▸ **Extracted entries**:

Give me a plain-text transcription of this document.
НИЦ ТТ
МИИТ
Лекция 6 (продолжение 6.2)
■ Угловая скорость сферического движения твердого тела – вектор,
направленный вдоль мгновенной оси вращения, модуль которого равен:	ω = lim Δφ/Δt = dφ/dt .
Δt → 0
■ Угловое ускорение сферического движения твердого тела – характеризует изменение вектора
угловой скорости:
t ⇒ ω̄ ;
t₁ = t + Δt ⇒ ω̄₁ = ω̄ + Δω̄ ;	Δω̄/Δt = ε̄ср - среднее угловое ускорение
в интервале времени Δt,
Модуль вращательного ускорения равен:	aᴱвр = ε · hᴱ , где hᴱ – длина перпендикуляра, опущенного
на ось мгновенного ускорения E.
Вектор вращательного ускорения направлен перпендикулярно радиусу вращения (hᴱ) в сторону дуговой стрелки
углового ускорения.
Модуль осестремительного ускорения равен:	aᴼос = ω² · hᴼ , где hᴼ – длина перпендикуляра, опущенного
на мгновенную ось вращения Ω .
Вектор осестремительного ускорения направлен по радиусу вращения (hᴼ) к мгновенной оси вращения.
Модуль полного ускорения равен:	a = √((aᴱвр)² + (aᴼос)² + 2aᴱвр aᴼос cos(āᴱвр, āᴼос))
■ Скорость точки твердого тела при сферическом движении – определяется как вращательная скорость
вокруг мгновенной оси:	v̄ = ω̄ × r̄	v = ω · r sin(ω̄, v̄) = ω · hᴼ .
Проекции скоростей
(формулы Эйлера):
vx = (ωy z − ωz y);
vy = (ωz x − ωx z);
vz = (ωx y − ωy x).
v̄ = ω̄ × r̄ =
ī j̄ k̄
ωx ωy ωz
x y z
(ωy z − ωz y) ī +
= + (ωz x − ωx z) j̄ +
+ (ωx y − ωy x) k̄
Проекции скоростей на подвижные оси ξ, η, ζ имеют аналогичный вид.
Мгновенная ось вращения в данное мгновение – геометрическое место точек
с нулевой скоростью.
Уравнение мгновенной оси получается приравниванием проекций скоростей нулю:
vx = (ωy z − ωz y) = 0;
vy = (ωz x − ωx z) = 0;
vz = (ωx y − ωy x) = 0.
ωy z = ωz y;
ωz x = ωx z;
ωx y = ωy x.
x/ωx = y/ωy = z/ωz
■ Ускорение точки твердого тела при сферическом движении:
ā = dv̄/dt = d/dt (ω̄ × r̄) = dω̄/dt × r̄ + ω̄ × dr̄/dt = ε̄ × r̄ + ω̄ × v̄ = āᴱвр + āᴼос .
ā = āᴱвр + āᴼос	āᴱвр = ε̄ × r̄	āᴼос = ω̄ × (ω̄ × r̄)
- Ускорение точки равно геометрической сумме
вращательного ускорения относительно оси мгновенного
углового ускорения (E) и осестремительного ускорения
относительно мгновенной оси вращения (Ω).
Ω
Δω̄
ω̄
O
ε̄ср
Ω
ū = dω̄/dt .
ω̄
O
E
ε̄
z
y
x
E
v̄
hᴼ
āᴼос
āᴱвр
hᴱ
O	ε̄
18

▸ **Task objective**:
Write out every line of the records exactly.

▸ **Task output**:
Give me a plain-text transcription of this document.
НИЦ ТТ
МИИТ
Лекция 6 (продолжение 6.2)
■ Угловая скорость сферического движения твердого тела – вектор,
направленный вдоль мгновенной оси вращения, модуль которого равен:	ω = lim Δφ/Δt = dφ/dt .
Δt → 0
■ Угловое ускорение сферического движения твердого тела – характеризует изменение вектора
угловой скорости:
t ⇒ ω̄ ;
t₁ = t + Δt ⇒ ω̄₁ = ω̄ + Δω̄ ;	Δω̄/Δt = ε̄ср - среднее угловое ускорение
в интервале времени Δt,
Модуль вращательного ускорения равен:	aᴱвр = ε · hᴱ , где hᴱ – длина перпендикуляра, опущенного
на ось мгновенного ускорения E.
Вектор вращательного ускорения направлен перпендикулярно радиусу вращения (hᴱ) в сторону дуговой стрелки
углового ускорения.
Модуль осестремительного ускорения равен:	aᴼос = ω² · hᴼ , где hᴼ – длина перпендикуляра, опущенного
на мгновенную ось вращения Ω .
Вектор осестремительного ускорения направлен по радиусу вращения (hᴼ) к мгновенной оси вращения.
Модуль полного ускорения равен:	a = √((aᴱвр)² + (aᴼос)² + 2aᴱвр aᴼос cos(āᴱвр, āᴼос))
■ Скорость точки твердого тела при сферическом движении – определяется как вращательная скорость
вокруг мгновенной оси:	v̄ = ω̄ × r̄	v = ω · r sin(ω̄, v̄) = ω · hᴼ .
Проекции скоростей
(формулы Эйлера):
vx = (ωy z − ωz y);
vy = (ωz x − ωx z);
vz = (ωx y − ωy x).
v̄ = ω̄ × r̄ =
ī j̄ k̄
ωx ωy ωz
x y z
(ωy z − ωz y) ī +
= + (ωz x − ωx z) j̄ +
+ (ωx y − ωy x) k̄
Проекции скоростей на подвижные оси ξ, η, ζ имеют аналогичный вид.
Мгновенная ось вращения в данное мгновение – геометрическое место точек
с нулевой скоростью.
Уравнение мгновенной оси получается приравниванием проекций скоростей нулю:
vx = (ωy z − ωz y) = 0;
vy = (ωz x − ωx z) = 0;
vz = (ωx y − ωy x) = 0.
ωy z = ωz y;
ωz x = ωx z;
ωx y = ωy x.
x/ωx = y/ωy = z/ωz
■ Ускорение точки твердого тела при сферическом движении:
ā = dv̄/dt = d/dt (ω̄ × r̄) = dω̄/dt × r̄ + ω̄ × dr̄/dt = ε̄ × r̄ + ω̄ × v̄ = āᴱвр + āᴼос .
ā = āᴱвр + āᴼос	āᴱвр = ε̄ × r̄	āᴼос = ω̄ × (ω̄ × r̄)
- Ускорение точки равно геометрической сумме
вращательного ускорения относительно оси мгновенного
углового ускорения (E) и осестремительного ускорения
относительно мгновенной оси вращения (Ω).
Ω
Δω̄
ω̄
O
ε̄ср
Ω
ū = dω̄/dt .
ω̄
O
E
ε̄
z
y
x
E
v̄
hᴼ
āᴼос
āᴱвр
hᴱ
O	ε̄
18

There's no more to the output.